**Work to complete**
Extract the items word for word, starting from the first one and continuing through the line that contains "chart-title: Partrishow Hill", including that line.

[start]

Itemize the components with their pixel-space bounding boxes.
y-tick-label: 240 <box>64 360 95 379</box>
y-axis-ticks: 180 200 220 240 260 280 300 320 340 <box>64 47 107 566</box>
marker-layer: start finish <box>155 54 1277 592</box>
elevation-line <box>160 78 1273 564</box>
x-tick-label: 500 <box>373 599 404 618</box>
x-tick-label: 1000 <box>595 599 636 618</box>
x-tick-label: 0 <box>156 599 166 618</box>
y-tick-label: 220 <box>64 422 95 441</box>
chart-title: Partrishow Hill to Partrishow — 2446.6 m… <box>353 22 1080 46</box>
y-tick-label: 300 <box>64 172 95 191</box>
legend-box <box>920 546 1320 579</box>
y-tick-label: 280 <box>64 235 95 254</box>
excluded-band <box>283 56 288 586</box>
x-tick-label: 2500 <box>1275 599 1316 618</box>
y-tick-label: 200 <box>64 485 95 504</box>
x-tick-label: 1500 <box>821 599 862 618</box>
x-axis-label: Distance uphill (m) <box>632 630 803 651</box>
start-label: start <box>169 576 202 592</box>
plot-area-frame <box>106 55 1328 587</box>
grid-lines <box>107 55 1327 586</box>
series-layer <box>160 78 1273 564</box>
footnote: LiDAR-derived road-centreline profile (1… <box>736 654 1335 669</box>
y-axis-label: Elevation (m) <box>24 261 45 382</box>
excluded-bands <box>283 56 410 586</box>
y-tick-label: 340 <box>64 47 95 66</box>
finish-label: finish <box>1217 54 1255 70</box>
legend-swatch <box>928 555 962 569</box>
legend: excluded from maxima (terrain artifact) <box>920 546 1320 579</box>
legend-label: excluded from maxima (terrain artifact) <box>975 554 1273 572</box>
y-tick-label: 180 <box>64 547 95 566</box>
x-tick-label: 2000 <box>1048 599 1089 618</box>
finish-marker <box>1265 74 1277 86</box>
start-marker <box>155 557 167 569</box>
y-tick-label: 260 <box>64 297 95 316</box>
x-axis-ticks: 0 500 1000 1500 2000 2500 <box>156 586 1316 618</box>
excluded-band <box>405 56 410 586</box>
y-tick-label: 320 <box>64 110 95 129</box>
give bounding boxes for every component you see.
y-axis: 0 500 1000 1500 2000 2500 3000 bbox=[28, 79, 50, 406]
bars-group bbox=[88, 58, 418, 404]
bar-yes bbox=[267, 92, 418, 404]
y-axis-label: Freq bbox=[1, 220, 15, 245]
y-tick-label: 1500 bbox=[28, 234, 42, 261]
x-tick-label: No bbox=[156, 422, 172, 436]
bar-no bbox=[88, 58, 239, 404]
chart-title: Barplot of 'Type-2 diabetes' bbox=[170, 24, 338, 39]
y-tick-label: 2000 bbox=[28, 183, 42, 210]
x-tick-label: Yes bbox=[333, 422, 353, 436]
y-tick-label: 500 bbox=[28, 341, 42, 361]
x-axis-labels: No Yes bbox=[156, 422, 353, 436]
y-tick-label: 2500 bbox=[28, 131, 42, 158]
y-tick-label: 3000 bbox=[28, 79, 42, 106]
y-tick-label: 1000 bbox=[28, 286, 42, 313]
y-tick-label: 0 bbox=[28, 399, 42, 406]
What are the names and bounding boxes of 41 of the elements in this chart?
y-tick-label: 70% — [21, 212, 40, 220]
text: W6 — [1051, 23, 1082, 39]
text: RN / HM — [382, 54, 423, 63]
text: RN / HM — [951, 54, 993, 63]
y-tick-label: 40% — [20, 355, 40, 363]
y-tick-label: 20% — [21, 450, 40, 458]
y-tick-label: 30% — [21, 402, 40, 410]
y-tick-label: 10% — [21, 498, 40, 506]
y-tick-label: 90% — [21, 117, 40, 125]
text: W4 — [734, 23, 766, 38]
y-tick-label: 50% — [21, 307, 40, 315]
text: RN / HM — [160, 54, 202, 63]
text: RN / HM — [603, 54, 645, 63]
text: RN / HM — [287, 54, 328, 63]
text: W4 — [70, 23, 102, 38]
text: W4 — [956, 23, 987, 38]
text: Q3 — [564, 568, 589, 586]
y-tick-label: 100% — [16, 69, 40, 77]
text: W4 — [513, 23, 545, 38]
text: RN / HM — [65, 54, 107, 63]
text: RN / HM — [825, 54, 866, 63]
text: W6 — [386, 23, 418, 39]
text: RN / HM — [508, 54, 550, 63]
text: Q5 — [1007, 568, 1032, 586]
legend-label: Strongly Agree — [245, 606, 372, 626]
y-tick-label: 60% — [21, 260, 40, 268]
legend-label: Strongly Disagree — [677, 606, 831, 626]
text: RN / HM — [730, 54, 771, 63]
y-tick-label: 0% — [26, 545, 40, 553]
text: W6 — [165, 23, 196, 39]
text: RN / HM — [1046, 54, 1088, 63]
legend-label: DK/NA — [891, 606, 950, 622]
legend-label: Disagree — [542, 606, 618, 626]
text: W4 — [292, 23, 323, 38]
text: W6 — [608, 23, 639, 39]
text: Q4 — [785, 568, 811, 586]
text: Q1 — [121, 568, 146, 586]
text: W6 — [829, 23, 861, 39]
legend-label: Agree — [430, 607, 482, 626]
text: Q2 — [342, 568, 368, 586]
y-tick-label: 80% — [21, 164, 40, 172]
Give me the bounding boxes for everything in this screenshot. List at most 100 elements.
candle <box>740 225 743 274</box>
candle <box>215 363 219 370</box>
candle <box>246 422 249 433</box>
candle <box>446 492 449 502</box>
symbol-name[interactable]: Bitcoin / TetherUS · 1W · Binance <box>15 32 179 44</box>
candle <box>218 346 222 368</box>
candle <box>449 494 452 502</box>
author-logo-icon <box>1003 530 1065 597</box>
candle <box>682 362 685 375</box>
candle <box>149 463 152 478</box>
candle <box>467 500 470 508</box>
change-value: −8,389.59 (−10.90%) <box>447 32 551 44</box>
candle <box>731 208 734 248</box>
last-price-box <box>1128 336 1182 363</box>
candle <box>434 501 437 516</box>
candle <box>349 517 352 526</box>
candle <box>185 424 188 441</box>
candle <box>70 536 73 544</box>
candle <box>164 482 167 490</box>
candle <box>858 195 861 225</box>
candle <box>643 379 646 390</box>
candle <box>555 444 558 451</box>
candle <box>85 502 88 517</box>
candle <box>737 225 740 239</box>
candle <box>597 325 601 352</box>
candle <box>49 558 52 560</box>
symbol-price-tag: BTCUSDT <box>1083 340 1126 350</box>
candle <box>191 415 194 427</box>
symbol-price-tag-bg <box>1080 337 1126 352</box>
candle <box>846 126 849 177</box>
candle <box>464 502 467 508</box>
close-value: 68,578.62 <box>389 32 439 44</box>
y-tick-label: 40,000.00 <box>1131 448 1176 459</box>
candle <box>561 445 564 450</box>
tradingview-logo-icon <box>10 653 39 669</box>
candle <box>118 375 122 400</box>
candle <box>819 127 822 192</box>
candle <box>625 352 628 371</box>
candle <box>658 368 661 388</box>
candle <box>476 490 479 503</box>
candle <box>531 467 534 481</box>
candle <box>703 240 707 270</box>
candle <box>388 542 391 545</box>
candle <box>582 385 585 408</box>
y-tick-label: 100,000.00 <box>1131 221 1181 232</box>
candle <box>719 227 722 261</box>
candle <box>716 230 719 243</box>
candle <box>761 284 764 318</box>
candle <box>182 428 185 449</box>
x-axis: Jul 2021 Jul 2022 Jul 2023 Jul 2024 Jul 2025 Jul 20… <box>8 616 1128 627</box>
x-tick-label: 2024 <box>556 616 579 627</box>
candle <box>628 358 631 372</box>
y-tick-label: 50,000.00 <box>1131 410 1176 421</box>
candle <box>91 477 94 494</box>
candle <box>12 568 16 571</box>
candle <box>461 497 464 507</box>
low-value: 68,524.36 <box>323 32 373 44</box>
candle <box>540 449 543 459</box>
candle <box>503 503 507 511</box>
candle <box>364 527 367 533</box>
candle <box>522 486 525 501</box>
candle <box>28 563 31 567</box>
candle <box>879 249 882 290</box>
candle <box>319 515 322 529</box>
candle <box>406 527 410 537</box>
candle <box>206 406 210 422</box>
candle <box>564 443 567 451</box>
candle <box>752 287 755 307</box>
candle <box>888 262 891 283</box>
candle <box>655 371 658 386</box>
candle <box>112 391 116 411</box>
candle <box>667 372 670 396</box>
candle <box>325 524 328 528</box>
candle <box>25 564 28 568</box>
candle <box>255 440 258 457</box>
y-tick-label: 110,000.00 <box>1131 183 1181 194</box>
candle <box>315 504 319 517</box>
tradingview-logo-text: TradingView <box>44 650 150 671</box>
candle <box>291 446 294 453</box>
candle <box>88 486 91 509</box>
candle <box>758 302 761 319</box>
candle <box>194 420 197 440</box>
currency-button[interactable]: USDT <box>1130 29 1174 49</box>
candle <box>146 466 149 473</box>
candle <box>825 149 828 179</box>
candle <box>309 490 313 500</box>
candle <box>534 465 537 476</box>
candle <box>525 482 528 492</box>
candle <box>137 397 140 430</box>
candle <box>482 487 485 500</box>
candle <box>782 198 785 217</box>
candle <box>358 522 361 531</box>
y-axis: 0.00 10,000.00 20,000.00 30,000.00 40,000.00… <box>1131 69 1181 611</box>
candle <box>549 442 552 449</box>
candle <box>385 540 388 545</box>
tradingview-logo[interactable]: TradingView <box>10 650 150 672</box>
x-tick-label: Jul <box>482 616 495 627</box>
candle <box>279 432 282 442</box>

[end]

**Task answer**
Itemize the components with their pixel-space bounding boxes.
y-tick-label: 240 <box>64 360 95 379</box>
y-axis-ticks: 180 200 220 240 260 280 300 320 340 <box>64 47 107 566</box>
marker-layer: start finish <box>155 54 1277 592</box>
elevation-line <box>160 78 1273 564</box>
x-tick-label: 500 <box>373 599 404 618</box>
x-tick-label: 1000 <box>595 599 636 618</box>
x-tick-label: 0 <box>156 599 166 618</box>
y-tick-label: 220 <box>64 422 95 441</box>
chart-title: Partrishow Hill to Partrishow — 2446.6 m… <box>353 22 1080 46</box>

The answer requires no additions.